Figure data in JSON:

============================================================

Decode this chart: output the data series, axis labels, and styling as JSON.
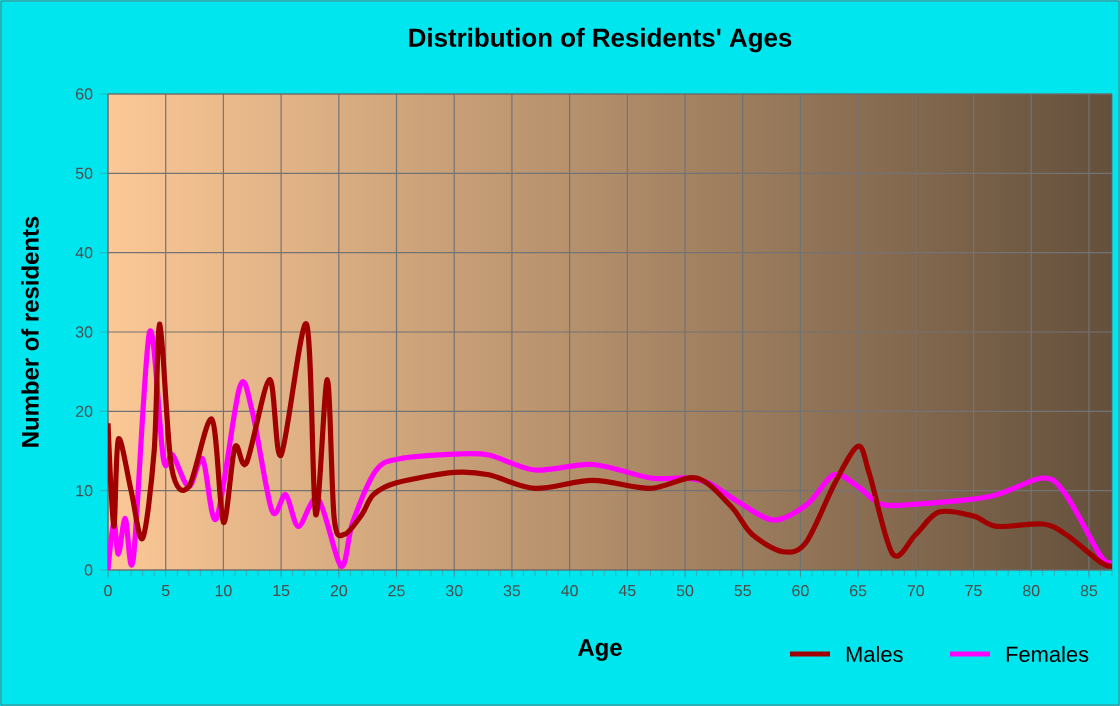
{
  "chart_data": {
    "type": "line",
    "title": "Distribution of Residents' Ages",
    "xlabel": "Age",
    "ylabel": "Number of residents",
    "xlim": [
      0,
      87
    ],
    "ylim": [
      0,
      60
    ],
    "xticks": [
      0,
      5,
      10,
      15,
      20,
      25,
      30,
      35,
      40,
      45,
      50,
      55,
      60,
      65,
      70,
      75,
      80,
      85
    ],
    "yticks": [
      0,
      10,
      20,
      30,
      40,
      50,
      60
    ],
    "grid": true,
    "legend": "bottom right",
    "series": [
      {
        "name": "Males",
        "color": "#a00000",
        "x": [
          0,
          0.5,
          0.9,
          2,
          3,
          4,
          4.5,
          5.5,
          7,
          9,
          10,
          11,
          12,
          14,
          15,
          17.2,
          18,
          19,
          19.6,
          20.5,
          22,
          23,
          25,
          30,
          33,
          37,
          42,
          47,
          51,
          54,
          55.8,
          58.5,
          60.5,
          63,
          65,
          66,
          68,
          70,
          72,
          75,
          77,
          81,
          83,
          86,
          87
        ],
        "values": [
          18.5,
          5.5,
          16.5,
          10,
          4,
          15,
          31,
          13,
          10.5,
          19,
          6,
          15.5,
          13.5,
          24,
          14.5,
          31,
          7,
          24,
          6.5,
          4.5,
          7,
          9.5,
          11,
          12.3,
          12,
          10.3,
          11.3,
          10.3,
          11.6,
          8,
          4.5,
          2.3,
          3.5,
          11,
          15.6,
          12,
          2,
          4.5,
          7.3,
          6.8,
          5.5,
          5.8,
          4.5,
          1,
          0.5
        ]
      },
      {
        "name": "Females",
        "color": "#ff00ff",
        "x": [
          0,
          0.5,
          0.9,
          1.5,
          2.2,
          3.6,
          4.8,
          5.6,
          7,
          8.2,
          9.4,
          11.4,
          12.5,
          14.2,
          15.4,
          16.5,
          18.2,
          20.2,
          21.2,
          23.2,
          25.2,
          30,
          33,
          37,
          42,
          47,
          50,
          52,
          54.6,
          57.7,
          60.6,
          62.9,
          65,
          67,
          70,
          76.5,
          81,
          83,
          86,
          87
        ],
        "values": [
          0,
          6,
          2,
          6.5,
          1.5,
          30,
          14,
          14.5,
          10.5,
          14,
          6.5,
          23,
          20,
          7.5,
          9.5,
          5.5,
          9,
          0.5,
          6,
          12.5,
          14,
          14.6,
          14.5,
          12.6,
          13.3,
          11.6,
          11.6,
          11,
          8.6,
          6.3,
          8.3,
          12,
          10.5,
          8.3,
          8.3,
          9.3,
          11.6,
          9.5,
          1.8,
          1
        ]
      }
    ]
  }
}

============================================================

**What you will do**
Pull every line containing the word "series" out of the material.

**Result of this exercise**
Decode this chart: output the data series, axis labels, and styling as JSON.
    "series": [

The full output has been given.